▸ **REQUIRED TASK**:
In the records below, pick out all lines containing the word "footer".

▸ **DATA FOR THIS TASK**:
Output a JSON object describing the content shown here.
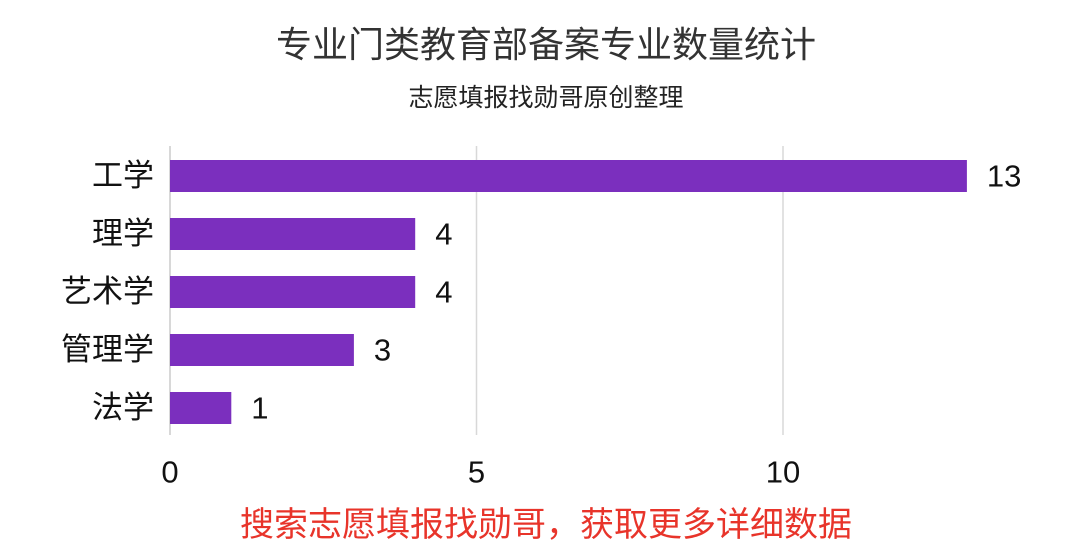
{
  "title": "专业门类教育部备案专业数量统计",
  "subtitle": "志愿填报找勋哥原创整理",
  "footer": "搜索志愿填报找勋哥，获取更多详细数据",
  "colors": {
    "bar": "#7b2fbe",
    "grid": "#d8d8d8",
    "footer": "#e8342a"
  },
  "chart_data": {
    "type": "bar",
    "orientation": "horizontal",
    "categories": [
      "工学",
      "理学",
      "艺术学",
      "管理学",
      "法学"
    ],
    "values": [
      13,
      4,
      4,
      3,
      1
    ],
    "xlim": [
      0,
      14
    ],
    "xticks": [
      0,
      5,
      10
    ],
    "grid": true,
    "title": "专业门类教育部备案专业数量统计",
    "subtitle": "志愿填报找勋哥原创整理"
  }
}
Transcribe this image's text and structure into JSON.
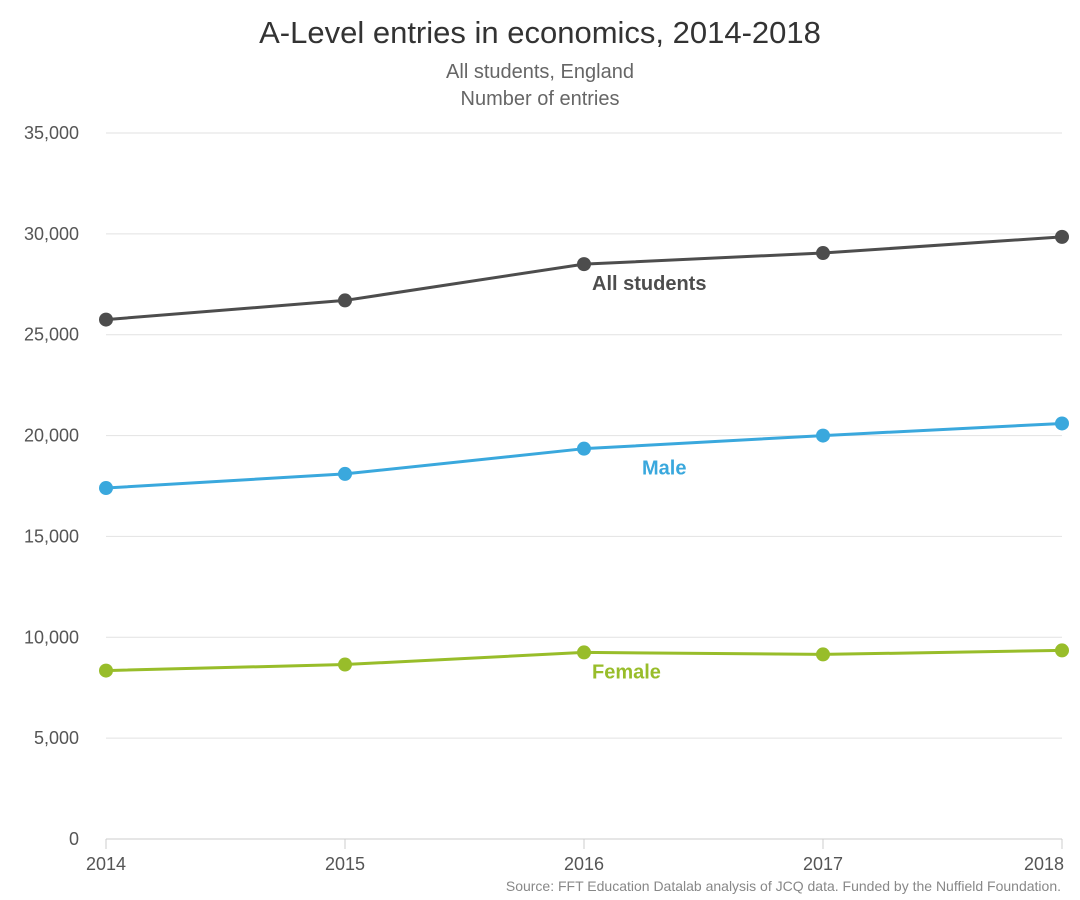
{
  "chart_data": {
    "type": "line",
    "title": "A-Level entries in economics, 2014-2018",
    "subtitle_lines": [
      "All students, England",
      "Number of entries"
    ],
    "x": [
      "2014",
      "2015",
      "2016",
      "2017",
      "2018"
    ],
    "ylim": [
      0,
      35000
    ],
    "yticks": [
      0,
      5000,
      10000,
      15000,
      20000,
      25000,
      30000,
      35000
    ],
    "ytick_labels": [
      "0",
      "5,000",
      "10,000",
      "15,000",
      "20,000",
      "25,000",
      "30,000",
      "35,000"
    ],
    "grid": true,
    "series": [
      {
        "name": "All students",
        "values": [
          25750,
          26700,
          28500,
          29050,
          29850
        ],
        "color": "#4d4d4d",
        "label_anchor_index": 2
      },
      {
        "name": "Male",
        "values": [
          17400,
          18100,
          19350,
          20000,
          20600
        ],
        "color": "#3aa8dd",
        "label_anchor_index": 2
      },
      {
        "name": "Female",
        "values": [
          8350,
          8650,
          9250,
          9150,
          9350
        ],
        "color": "#98bd2a",
        "label_anchor_index": 2
      }
    ],
    "source": "Source: FFT Education Datalab analysis of JCQ data. Funded by the Nuffield Foundation."
  }
}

▸ **EXERCISE RESPONSE**:
  "footer": "搜索志愿填报找勋哥，获取更多详细数据",
    "footer": "#e8342a"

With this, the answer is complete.